ITEMS:
(begin)
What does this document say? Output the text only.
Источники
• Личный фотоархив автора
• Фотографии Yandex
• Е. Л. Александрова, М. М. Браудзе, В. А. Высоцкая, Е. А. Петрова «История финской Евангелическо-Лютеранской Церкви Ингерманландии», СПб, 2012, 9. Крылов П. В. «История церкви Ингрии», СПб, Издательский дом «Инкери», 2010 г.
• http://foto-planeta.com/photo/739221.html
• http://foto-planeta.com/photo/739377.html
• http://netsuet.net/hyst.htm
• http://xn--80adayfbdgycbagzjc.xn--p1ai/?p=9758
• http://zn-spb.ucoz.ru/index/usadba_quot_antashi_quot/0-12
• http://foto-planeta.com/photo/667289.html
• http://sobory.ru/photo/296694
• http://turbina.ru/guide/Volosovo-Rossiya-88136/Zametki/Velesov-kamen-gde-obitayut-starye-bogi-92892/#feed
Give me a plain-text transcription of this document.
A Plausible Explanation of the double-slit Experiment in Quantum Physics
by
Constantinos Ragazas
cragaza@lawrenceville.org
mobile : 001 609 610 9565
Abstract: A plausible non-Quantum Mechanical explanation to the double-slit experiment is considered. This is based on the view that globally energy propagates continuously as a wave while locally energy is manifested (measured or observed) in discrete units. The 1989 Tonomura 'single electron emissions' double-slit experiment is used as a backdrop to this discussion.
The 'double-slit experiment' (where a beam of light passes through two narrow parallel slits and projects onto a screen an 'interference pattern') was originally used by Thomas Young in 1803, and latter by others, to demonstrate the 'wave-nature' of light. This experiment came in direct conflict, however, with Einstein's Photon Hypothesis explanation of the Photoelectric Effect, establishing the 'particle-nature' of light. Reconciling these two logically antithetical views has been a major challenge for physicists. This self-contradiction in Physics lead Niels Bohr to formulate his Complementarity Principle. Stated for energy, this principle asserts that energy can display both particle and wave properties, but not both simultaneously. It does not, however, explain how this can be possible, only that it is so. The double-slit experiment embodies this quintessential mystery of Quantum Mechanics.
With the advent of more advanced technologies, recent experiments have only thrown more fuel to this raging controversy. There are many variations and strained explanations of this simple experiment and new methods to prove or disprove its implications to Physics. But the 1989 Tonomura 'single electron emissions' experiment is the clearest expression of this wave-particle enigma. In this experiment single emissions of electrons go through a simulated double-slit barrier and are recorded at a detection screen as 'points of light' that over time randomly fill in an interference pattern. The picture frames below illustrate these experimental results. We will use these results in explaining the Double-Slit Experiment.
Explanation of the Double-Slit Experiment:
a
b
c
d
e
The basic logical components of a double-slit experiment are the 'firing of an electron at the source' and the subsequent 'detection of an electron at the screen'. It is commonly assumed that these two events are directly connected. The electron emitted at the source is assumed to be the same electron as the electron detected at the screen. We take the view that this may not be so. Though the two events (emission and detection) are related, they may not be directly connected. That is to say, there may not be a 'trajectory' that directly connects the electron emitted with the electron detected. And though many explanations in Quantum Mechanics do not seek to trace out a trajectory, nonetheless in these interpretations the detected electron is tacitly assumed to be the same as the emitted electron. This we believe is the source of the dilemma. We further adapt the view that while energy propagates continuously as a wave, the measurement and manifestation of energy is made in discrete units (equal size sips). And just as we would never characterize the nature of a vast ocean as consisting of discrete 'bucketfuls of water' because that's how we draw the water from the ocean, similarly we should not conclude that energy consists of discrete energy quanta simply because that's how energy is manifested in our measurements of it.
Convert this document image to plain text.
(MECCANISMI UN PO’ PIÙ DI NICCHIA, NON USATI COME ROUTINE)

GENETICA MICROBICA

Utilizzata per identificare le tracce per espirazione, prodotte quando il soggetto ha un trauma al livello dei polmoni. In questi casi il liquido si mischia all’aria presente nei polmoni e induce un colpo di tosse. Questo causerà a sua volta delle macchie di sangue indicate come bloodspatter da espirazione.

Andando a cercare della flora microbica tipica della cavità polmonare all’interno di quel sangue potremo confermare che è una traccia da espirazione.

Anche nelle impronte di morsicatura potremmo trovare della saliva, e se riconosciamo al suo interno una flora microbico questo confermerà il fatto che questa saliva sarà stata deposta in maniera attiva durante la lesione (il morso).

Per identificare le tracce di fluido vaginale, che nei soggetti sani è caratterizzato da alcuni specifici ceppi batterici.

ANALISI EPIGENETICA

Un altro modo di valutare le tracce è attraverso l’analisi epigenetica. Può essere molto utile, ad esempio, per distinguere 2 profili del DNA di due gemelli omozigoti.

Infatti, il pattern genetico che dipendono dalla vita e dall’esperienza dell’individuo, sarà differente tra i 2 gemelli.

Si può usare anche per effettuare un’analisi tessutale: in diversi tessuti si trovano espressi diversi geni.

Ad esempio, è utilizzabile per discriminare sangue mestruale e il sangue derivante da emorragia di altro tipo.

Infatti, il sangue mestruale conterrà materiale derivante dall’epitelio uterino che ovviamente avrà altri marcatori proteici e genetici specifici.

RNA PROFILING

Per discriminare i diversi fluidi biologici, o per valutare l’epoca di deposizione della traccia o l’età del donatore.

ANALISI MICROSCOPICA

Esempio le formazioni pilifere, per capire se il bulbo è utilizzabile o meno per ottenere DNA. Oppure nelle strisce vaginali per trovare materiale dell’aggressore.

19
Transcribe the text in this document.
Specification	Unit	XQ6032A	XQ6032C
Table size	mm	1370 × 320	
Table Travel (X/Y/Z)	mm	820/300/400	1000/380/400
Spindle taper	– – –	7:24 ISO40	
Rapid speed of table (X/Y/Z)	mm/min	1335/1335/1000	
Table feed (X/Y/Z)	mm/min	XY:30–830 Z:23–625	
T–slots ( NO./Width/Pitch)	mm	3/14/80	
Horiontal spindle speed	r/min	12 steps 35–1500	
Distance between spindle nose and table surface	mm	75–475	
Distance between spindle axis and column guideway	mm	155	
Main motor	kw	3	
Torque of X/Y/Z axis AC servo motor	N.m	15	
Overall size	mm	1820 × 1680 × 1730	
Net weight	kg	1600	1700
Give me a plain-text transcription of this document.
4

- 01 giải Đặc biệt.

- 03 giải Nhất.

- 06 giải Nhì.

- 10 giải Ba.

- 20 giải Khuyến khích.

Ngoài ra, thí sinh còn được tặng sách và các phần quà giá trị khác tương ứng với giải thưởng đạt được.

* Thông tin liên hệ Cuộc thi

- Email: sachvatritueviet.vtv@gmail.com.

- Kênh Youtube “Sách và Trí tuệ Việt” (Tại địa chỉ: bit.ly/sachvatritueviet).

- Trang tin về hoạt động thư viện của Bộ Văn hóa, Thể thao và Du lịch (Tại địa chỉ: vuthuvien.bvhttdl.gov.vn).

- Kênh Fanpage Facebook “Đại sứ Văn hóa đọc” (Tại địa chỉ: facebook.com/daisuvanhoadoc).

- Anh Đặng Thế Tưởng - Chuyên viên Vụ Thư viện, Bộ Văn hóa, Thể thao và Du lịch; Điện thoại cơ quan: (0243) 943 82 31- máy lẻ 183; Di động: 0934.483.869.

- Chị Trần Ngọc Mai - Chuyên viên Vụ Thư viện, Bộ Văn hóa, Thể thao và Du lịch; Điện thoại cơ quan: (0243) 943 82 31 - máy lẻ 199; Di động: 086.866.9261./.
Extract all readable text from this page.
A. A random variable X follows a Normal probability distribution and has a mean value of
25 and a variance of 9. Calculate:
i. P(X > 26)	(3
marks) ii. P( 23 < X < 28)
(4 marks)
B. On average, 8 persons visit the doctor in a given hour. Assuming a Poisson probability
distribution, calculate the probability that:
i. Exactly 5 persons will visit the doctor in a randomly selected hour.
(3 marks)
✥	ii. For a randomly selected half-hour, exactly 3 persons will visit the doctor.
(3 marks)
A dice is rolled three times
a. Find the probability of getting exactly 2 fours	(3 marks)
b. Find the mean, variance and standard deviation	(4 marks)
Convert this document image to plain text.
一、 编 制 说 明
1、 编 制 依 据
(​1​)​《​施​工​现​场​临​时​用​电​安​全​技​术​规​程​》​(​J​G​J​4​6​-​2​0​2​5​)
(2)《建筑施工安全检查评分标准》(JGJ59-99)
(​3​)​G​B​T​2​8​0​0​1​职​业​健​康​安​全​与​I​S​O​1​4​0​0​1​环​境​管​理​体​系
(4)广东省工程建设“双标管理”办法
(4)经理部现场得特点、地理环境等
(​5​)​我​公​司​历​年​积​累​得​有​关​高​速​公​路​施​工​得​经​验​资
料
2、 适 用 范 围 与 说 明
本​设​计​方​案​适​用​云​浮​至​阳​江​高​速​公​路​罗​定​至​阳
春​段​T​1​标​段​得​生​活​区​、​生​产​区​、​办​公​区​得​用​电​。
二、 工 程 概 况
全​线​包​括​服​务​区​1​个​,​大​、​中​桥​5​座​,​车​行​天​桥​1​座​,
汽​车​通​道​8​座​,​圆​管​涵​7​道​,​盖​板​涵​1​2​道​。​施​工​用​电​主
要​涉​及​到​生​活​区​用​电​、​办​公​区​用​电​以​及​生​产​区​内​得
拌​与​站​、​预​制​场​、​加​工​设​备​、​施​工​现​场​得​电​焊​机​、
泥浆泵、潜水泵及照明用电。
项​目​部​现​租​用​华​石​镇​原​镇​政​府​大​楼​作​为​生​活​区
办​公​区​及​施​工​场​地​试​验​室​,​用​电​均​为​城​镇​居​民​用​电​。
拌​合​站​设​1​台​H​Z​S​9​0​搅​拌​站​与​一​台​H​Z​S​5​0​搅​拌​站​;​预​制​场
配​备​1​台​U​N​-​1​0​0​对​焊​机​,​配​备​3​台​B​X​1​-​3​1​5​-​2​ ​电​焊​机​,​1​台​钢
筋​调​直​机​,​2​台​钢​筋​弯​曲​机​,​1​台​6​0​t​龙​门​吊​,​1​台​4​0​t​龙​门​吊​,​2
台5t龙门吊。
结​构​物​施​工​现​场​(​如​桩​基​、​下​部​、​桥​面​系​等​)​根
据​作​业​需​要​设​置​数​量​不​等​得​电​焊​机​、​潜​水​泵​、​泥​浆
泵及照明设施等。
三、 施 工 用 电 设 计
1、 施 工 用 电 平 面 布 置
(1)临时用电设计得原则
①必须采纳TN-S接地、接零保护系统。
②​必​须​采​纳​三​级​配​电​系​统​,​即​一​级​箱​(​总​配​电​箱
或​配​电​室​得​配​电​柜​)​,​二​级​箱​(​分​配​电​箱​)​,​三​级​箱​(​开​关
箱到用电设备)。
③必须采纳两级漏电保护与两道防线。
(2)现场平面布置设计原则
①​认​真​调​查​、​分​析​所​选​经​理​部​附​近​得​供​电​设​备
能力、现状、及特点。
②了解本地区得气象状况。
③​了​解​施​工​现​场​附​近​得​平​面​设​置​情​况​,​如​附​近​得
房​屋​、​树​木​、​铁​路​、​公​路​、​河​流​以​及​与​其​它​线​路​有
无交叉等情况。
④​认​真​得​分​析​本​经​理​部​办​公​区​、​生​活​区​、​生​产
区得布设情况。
(end)
GOAL: From the data, pick out every line that includes "valutare".

TASK OUTPUT:
Un altro modo di valutare le tracce è attraverso l’analisi epigenetica. Può essere molto utile, ad esempio, per distinguere 2 profili del DNA di due gemelli omozigoti.
Per discriminare i diversi fluidi biologici, o per valutare l’epoca di deposizione della traccia o l’età del donatore.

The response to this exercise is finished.